### Short problem:
Skip the pictures and repeat each line of the data exactly.

Stored data entries:
_ _ _

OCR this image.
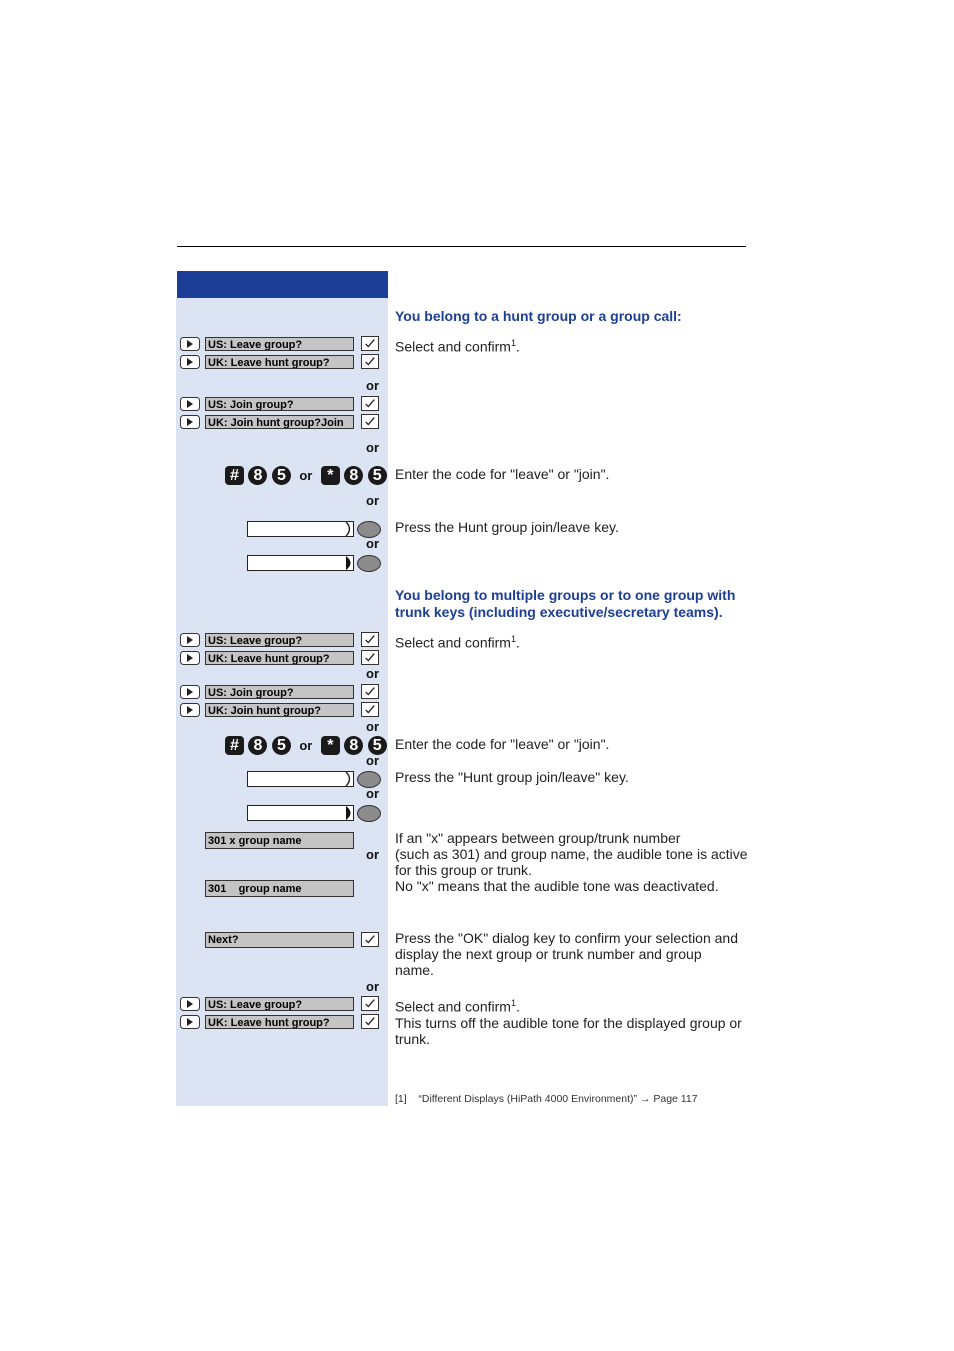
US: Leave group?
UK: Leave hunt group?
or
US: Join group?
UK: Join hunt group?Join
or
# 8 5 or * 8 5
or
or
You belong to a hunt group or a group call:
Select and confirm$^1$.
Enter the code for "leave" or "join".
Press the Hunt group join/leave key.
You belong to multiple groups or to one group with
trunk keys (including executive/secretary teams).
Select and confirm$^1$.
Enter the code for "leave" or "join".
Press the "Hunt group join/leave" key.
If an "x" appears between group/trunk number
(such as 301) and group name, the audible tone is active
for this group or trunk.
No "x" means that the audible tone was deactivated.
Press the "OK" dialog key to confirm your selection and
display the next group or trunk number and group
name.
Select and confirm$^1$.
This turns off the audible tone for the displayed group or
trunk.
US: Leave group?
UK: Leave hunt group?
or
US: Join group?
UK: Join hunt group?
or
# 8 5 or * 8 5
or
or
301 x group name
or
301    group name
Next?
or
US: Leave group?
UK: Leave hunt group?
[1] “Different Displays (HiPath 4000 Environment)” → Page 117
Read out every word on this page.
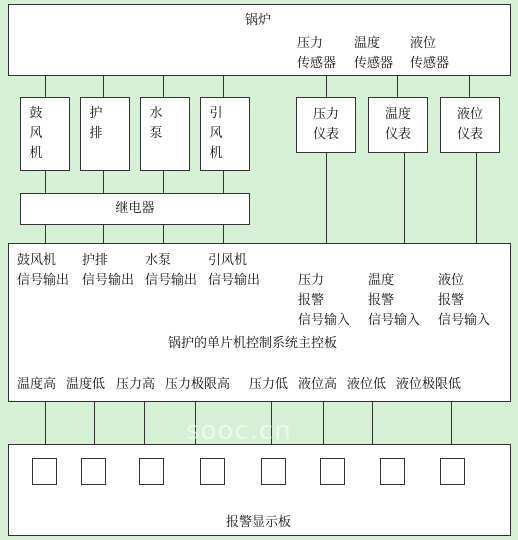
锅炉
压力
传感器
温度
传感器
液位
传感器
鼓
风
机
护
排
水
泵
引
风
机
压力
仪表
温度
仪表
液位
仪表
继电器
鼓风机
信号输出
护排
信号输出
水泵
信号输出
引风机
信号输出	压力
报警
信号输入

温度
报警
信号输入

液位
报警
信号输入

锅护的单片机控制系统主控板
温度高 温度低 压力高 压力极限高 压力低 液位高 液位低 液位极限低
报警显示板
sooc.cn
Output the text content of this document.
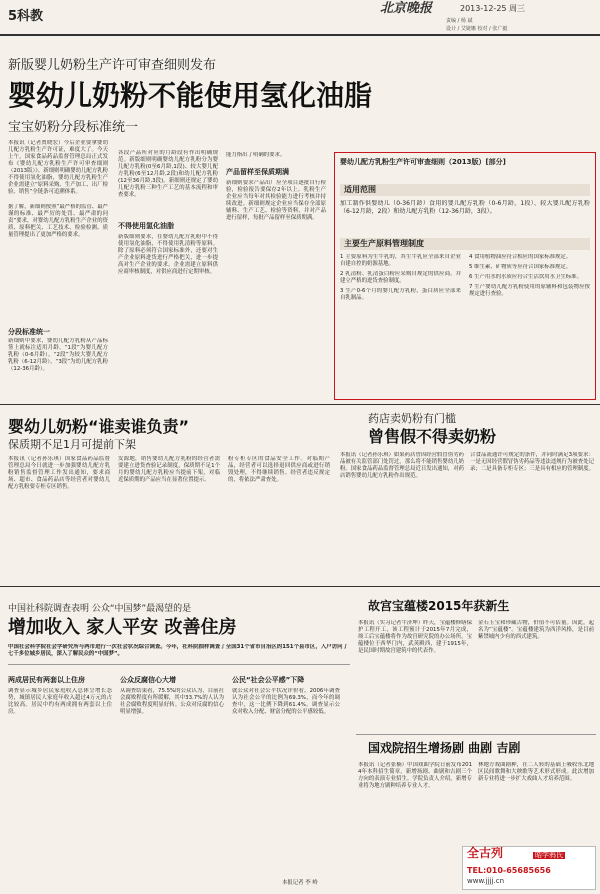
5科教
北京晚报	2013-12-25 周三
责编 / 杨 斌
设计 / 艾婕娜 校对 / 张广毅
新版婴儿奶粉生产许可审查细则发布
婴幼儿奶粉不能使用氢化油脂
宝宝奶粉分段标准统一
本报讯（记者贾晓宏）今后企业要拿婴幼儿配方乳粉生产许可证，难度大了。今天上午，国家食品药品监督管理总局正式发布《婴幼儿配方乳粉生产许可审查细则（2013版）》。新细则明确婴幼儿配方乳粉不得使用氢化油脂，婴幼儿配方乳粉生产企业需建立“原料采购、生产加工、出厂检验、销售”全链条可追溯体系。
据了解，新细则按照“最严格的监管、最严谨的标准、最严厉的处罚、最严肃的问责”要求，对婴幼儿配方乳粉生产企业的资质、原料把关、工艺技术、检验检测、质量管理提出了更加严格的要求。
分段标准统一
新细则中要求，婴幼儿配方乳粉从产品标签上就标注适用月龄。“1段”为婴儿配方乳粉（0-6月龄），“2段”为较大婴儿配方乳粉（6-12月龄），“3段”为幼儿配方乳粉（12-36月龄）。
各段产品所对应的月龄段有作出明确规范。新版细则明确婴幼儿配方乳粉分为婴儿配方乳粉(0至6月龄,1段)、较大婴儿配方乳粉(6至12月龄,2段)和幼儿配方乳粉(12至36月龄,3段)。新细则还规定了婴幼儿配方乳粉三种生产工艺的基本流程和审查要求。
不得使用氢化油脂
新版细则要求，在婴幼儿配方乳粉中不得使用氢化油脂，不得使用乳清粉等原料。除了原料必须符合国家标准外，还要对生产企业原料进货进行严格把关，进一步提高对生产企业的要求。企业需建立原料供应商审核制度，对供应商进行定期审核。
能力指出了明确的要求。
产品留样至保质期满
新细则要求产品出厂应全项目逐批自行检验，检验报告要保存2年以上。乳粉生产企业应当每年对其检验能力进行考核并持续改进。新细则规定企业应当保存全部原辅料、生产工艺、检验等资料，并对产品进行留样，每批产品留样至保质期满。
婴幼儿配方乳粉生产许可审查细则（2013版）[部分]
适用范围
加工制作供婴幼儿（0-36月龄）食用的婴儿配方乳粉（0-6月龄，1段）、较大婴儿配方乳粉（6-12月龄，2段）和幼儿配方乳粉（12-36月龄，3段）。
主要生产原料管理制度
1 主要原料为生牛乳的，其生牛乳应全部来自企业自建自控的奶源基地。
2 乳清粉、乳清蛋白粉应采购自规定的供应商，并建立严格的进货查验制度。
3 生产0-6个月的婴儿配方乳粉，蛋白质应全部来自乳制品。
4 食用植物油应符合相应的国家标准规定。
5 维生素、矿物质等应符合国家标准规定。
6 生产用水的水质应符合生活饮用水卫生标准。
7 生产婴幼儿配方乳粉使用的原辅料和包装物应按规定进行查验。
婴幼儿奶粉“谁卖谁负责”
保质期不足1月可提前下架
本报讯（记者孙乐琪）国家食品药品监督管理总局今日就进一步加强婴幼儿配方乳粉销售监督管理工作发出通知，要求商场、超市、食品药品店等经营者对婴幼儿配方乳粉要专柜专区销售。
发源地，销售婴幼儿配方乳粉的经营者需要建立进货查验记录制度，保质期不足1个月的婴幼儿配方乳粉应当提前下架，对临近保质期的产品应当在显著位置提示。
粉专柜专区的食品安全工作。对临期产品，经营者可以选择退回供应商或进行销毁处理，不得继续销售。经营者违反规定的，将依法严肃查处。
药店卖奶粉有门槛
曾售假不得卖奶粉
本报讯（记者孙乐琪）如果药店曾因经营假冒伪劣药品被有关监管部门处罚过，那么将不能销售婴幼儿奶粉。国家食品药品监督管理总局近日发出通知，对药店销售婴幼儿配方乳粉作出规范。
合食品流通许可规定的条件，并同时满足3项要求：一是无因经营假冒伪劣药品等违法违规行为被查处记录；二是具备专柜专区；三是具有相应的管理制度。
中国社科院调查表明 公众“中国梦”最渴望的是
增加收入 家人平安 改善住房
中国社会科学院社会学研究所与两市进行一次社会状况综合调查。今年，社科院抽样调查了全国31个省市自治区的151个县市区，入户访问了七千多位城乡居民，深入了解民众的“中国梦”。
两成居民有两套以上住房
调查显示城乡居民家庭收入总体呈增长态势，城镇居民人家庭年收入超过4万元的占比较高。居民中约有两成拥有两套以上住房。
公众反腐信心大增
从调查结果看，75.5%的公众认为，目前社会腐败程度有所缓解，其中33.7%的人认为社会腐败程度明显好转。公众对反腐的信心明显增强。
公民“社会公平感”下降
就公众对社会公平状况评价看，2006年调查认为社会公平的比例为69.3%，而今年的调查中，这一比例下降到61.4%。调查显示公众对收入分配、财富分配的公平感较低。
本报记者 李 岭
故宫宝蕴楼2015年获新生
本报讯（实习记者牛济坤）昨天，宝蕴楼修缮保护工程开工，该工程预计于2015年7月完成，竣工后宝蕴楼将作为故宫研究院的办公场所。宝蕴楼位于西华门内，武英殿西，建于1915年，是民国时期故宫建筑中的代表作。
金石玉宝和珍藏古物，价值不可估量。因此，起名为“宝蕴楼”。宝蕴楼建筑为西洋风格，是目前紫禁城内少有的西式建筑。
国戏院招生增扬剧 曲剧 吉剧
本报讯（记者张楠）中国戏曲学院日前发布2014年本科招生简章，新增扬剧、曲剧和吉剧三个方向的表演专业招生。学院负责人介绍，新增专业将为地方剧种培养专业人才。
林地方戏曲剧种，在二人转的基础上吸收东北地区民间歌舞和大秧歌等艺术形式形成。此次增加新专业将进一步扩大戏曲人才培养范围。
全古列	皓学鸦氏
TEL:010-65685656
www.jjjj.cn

_ _ _

### Response to this task:
OCR this image.
US: Leave group?
UK: Leave hunt group?
or
US: Join group?
UK: Join hunt group?Join
or
# 8 5 or * 8 5
or
or
You belong to a hunt group or a group call:
Select and confirm$^1$.
Enter the code for "leave" or "join".
Press the Hunt group join/leave key.
You belong to multiple groups or to one group with
trunk keys (including executive/secretary teams).
Select and confirm$^1$.
Enter the code for "leave" or "join".
Press the "Hunt group join/leave" key.
If an "x" appears between group/trunk number
(such as 301) and group name, the audible tone is active
for this group or trunk.
No "x" means that the audible tone was deactivated.
Press the "OK" dialog key to confirm your selection and
display the next group or trunk number and group
name.
Select and confirm$^1$.
This turns off the audible tone for the displayed group or
trunk.
US: Leave group?
UK: Leave hunt group?
or
US: Join group?
UK: Join hunt group?
or
# 8 5 or * 8 5
or
or
301 x group name
or
301    group name
Next?
or
US: Leave group?
UK: Leave hunt group?
[1] “Different Displays (HiPath 4000 Environment)” → Page 117
Read out every word on this page.
锅炉
压力
传感器
温度
传感器
液位
传感器
鼓
风
机
护
排
水
泵
引
风
机
压力
仪表
温度
仪表
液位
仪表
继电器
鼓风机
信号输出
护排
信号输出
水泵
信号输出
引风机
信号输出	压力
报警
信号输入

温度
报警
信号输入

液位
报警
信号输入

锅护的单片机控制系统主控板
温度高 温度低 压力高 压力极限高 压力低 液位高 液位低 液位极限低
报警显示板
sooc.cn
Output the text content of this document.
5科教
北京晚报	2013-12-25 周三
责编 / 杨 斌
设计 / 艾婕娜 校对 / 张广毅
新版婴儿奶粉生产许可审查细则发布
婴幼儿奶粉不能使用氢化油脂
宝宝奶粉分段标准统一
本报讯（记者贾晓宏）今后企业要拿婴幼儿配方乳粉生产许可证，难度大了。今天上午，国家食品药品监督管理总局正式发布《婴幼儿配方乳粉生产许可审查细则（2013版）》。新细则明确婴幼儿配方乳粉不得使用氢化油脂，婴幼儿配方乳粉生产企业需建立“原料采购、生产加工、出厂检验、销售”全链条可追溯体系。
据了解，新细则按照“最严格的监管、最严谨的标准、最严厉的处罚、最严肃的问责”要求，对婴幼儿配方乳粉生产企业的资质、原料把关、工艺技术、检验检测、质量管理提出了更加严格的要求。
分段标准统一
新细则中要求，婴幼儿配方乳粉从产品标签上就标注适用月龄。“1段”为婴儿配方乳粉（0-6月龄），“2段”为较大婴儿配方乳粉（6-12月龄），“3段”为幼儿配方乳粉（12-36月龄）。
各段产品所对应的月龄段有作出明确规范。新版细则明确婴幼儿配方乳粉分为婴儿配方乳粉(0至6月龄,1段)、较大婴儿配方乳粉(6至12月龄,2段)和幼儿配方乳粉(12至36月龄,3段)。新细则还规定了婴幼儿配方乳粉三种生产工艺的基本流程和审查要求。
不得使用氢化油脂
新版细则要求，在婴幼儿配方乳粉中不得使用氢化油脂，不得使用乳清粉等原料。除了原料必须符合国家标准外，还要对生产企业原料进货进行严格把关，进一步提高对生产企业的要求。企业需建立原料供应商审核制度，对供应商进行定期审核。
能力指出了明确的要求。
产品留样至保质期满
新细则要求产品出厂应全项目逐批自行检验，检验报告要保存2年以上。乳粉生产企业应当每年对其检验能力进行考核并持续改进。新细则规定企业应当保存全部原辅料、生产工艺、检验等资料，并对产品进行留样，每批产品留样至保质期满。
婴幼儿配方乳粉生产许可审查细则（2013版）[部分]
适用范围
加工制作供婴幼儿（0-36月龄）食用的婴儿配方乳粉（0-6月龄，1段）、较大婴儿配方乳粉（6-12月龄，2段）和幼儿配方乳粉（12-36月龄，3段）。
主要生产原料管理制度
1 主要原料为生牛乳的，其生牛乳应全部来自企业自建自控的奶源基地。
2 乳清粉、乳清蛋白粉应采购自规定的供应商，并建立严格的进货查验制度。
3 生产0-6个月的婴儿配方乳粉，蛋白质应全部来自乳制品。
4 食用植物油应符合相应的国家标准规定。
5 维生素、矿物质等应符合国家标准规定。
6 生产用水的水质应符合生活饮用水卫生标准。
7 生产婴幼儿配方乳粉使用的原辅料和包装物应按规定进行查验。
婴幼儿奶粉“谁卖谁负责”
保质期不足1月可提前下架
本报讯（记者孙乐琪）国家食品药品监督管理总局今日就进一步加强婴幼儿配方乳粉销售监督管理工作发出通知，要求商场、超市、食品药品店等经营者对婴幼儿配方乳粉要专柜专区销售。
发源地，销售婴幼儿配方乳粉的经营者需要建立进货查验记录制度，保质期不足1个月的婴幼儿配方乳粉应当提前下架，对临近保质期的产品应当在显著位置提示。
粉专柜专区的食品安全工作。对临期产品，经营者可以选择退回供应商或进行销毁处理，不得继续销售。经营者违反规定的，将依法严肃查处。
药店卖奶粉有门槛
曾售假不得卖奶粉
本报讯（记者孙乐琪）如果药店曾因经营假冒伪劣药品被有关监管部门处罚过，那么将不能销售婴幼儿奶粉。国家食品药品监督管理总局近日发出通知，对药店销售婴幼儿配方乳粉作出规范。
合食品流通许可规定的条件，并同时满足3项要求：一是无因经营假冒伪劣药品等违法违规行为被查处记录；二是具备专柜专区；三是具有相应的管理制度。
中国社科院调查表明 公众“中国梦”最渴望的是
增加收入 家人平安 改善住房
中国社会科学院社会学研究所与两市进行一次社会状况综合调查。今年，社科院抽样调查了全国31个省市自治区的151个县市区，入户访问了七千多位城乡居民，深入了解民众的“中国梦”。
两成居民有两套以上住房
调查显示城乡居民家庭收入总体呈增长态势，城镇居民人家庭年收入超过4万元的占比较高。居民中约有两成拥有两套以上住房。
公众反腐信心大增
从调查结果看，75.5%的公众认为，目前社会腐败程度有所缓解，其中33.7%的人认为社会腐败程度明显好转。公众对反腐的信心明显增强。
公民“社会公平感”下降
就公众对社会公平状况评价看，2006年调查认为社会公平的比例为69.3%，而今年的调查中，这一比例下降到61.4%。调查显示公众对收入分配、财富分配的公平感较低。
本报记者 李 岭
故宫宝蕴楼2015年获新生
本报讯（实习记者牛济坤）昨天，宝蕴楼修缮保护工程开工，该工程预计于2015年7月完成，竣工后宝蕴楼将作为故宫研究院的办公场所。宝蕴楼位于西华门内，武英殿西，建于1915年，是民国时期故宫建筑中的代表作。
金石玉宝和珍藏古物，价值不可估量。因此，起名为“宝蕴楼”。宝蕴楼建筑为西洋风格，是目前紫禁城内少有的西式建筑。
国戏院招生增扬剧 曲剧 吉剧
本报讯（记者张楠）中国戏曲学院日前发布2014年本科招生简章，新增扬剧、曲剧和吉剧三个方向的表演专业招生。学院负责人介绍，新增专业将为地方剧种培养专业人才。
林地方戏曲剧种，在二人转的基础上吸收东北地区民间歌舞和大秧歌等艺术形式形成。此次增加新专业将进一步扩大戏曲人才培养范围。
全古列	皓学鸦氏
TEL:010-65685656
www.jjjj.cn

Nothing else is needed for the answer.